## Page extract
====================

Often when we think of memory cards, we think of cameras. However, their utility extends beyond cameras. Most memory cards are based on standard computer protocols meaning that they can be used to replace spinning hard disk drives in computing systems. How? With the addition of the appropriate adapter. Let’s examine 4 different memory card types and weigh up the pros and cons of using them as Solid State Drives (SSDs).
A popular memory card format based on the IDE/ATA/PATA standard.
PRO: Great in older systems that require IDE protocol. Relatively cheap ($3.8/Gb)
CON: Limited to 133Mb/s
CFA’s first attempt at improving the CompactFlash standard, CFast has the same form factor as CF, but based on the SATA standard.
PRO: Faster than CompactFlash and SDHC (300Mb/s)
CON: Very Expensive ($16/Gb)
Perhaps the most ubiquitous of all memory card formats, small and found in almost all electronic store, they are cheap and readily available.
PRO: Cheap ($2/Gb) and readily available.
CON: Slow, small size, easy to lose. SD/SDHC was not originally intended to be used as ATA storage.
CFA’s latest creation, XQD is based on the PCI Express standard. Sony are the first to announce the first commericially available XQD card and ExpressCard adapter.
PRO: Very fast (500 Mb/s)
CON: Expensive ($8/Gb), new and not yet reached critical mass. Major memory card producers Sandisk, Lexar, and Kingston have no plans to produce XQD cards, leaving the future of the format in doubt.
I have used CompactFlash as a solid state drive in my Macintosh SE/30, with appropriate adapters, I have also used SD and SDHC cards successfully. CFast and XQD are newer technologies that may supplant CF and SD in the future, but at the moment they are simply too expensive and too green to adopt at the moment, nobody wants to be stuck with with redundant technology (think Betamax and HD-DVD).

====================

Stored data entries
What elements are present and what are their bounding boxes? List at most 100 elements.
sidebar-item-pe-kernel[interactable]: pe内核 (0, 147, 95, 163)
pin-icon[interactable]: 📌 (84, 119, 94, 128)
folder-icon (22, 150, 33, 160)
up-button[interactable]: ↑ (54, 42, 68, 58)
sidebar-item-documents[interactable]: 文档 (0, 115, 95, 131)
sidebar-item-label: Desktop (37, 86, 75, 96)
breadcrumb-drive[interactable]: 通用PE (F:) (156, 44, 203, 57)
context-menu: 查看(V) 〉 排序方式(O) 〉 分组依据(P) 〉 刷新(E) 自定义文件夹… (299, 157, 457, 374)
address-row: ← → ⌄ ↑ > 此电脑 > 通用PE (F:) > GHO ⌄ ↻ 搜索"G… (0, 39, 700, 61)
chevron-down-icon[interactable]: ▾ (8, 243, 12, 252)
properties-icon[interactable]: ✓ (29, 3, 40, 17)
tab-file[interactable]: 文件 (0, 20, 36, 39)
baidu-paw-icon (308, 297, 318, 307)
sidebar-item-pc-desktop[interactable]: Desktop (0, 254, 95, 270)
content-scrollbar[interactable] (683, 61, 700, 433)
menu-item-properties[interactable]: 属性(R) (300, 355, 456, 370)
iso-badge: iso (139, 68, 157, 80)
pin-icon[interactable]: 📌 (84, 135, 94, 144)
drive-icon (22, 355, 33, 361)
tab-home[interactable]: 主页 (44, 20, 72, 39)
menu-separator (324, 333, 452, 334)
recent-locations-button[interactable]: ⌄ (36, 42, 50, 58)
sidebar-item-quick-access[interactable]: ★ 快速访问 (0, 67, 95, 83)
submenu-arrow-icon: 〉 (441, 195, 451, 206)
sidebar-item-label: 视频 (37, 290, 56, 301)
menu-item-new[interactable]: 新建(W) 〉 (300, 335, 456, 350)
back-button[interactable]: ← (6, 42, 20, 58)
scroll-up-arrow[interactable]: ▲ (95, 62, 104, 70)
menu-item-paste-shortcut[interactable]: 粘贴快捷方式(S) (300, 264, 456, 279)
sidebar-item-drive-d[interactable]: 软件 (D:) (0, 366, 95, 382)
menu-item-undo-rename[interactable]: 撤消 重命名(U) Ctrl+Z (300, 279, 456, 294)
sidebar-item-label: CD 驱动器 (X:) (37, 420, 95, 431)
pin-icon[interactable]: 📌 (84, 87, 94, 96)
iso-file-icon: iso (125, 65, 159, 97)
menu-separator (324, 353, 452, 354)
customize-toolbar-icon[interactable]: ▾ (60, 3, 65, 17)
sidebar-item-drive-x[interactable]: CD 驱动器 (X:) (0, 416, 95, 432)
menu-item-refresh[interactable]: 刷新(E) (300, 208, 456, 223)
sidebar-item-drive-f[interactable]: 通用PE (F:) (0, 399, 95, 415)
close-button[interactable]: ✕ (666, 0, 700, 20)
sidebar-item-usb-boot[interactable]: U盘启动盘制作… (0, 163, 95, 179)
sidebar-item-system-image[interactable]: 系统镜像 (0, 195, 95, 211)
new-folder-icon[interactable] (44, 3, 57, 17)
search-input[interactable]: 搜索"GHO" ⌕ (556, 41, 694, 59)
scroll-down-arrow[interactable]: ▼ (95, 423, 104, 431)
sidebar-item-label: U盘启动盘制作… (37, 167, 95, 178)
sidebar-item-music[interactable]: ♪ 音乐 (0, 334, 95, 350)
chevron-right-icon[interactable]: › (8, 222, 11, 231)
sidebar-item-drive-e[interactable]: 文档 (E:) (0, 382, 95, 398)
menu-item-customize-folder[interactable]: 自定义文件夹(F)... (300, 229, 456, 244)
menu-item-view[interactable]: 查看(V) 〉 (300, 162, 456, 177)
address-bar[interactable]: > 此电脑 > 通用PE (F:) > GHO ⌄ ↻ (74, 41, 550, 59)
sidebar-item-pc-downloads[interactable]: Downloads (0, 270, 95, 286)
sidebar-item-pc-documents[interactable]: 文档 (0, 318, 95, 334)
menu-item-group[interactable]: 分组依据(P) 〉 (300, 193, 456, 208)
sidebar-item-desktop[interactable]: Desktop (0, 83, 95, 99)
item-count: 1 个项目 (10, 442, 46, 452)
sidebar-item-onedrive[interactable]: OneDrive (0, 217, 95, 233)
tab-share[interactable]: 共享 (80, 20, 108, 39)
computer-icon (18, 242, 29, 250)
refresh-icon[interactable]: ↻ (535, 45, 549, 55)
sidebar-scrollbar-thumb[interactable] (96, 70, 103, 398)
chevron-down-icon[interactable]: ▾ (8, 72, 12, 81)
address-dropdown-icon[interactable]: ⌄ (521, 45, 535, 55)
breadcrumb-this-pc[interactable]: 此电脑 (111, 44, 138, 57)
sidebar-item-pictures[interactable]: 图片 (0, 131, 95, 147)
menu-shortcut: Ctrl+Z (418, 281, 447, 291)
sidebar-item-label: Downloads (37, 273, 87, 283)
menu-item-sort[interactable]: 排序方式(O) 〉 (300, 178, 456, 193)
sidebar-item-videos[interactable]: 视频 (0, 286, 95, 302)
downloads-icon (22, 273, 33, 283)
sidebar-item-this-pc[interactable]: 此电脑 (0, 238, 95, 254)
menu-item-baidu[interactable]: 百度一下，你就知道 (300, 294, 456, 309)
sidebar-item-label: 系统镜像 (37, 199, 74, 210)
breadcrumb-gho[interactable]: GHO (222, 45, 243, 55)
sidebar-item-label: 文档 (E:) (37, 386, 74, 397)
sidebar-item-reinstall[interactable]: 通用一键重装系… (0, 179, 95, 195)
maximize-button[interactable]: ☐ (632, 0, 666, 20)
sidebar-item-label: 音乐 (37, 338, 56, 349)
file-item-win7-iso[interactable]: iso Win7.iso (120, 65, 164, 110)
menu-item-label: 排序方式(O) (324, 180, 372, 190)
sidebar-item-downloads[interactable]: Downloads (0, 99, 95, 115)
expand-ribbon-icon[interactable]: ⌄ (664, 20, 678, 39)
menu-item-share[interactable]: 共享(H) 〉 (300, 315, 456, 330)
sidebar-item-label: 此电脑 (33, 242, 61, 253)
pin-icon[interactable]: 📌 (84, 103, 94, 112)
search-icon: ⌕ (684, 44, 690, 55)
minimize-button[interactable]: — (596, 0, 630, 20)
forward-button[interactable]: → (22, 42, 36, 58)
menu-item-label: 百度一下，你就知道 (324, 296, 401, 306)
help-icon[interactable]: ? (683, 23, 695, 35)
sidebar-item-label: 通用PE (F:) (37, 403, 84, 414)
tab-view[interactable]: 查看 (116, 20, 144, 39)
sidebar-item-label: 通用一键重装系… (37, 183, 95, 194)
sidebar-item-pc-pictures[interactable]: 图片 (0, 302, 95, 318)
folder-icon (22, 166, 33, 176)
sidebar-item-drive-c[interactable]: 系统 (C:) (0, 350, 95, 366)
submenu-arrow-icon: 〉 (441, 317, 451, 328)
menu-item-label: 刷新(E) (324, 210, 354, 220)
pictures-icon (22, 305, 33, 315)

====================

## List of tasks
• A. In the memory card comparison, which standard is XQD based on?
• B. Render this sentence from the memory card comparison in Spanish: "CFA’s latest creation, XQD is based on the PCI Express standard."
• C. Decide whether each statement agrees with the memory card comparison. Answer yes or no, and quote the words that decide it.
(i) CFast shares its form factor with CompactFlash.
(ii) SD/SDHC was originally designed for use as ATA storage.
(iii) Sandisk plans to make XQD cards.
The stored data entries have nothing to do with the memory card comparison.

## Task-by-task solutions
• A. XQD is based on the PCI Express standard.

• B. La creación más reciente de la CFA, XQD, se basa en el estándar PCI Express.

• C.
(i) Yes: "CFast has the same form factor as CF"
(ii) No: "SD/SDHC was not originally intended to be used as ATA storage."
(iii) No: "Major memory card producers Sandisk, Lexar, and Kingston have no plans to produce XQD cards"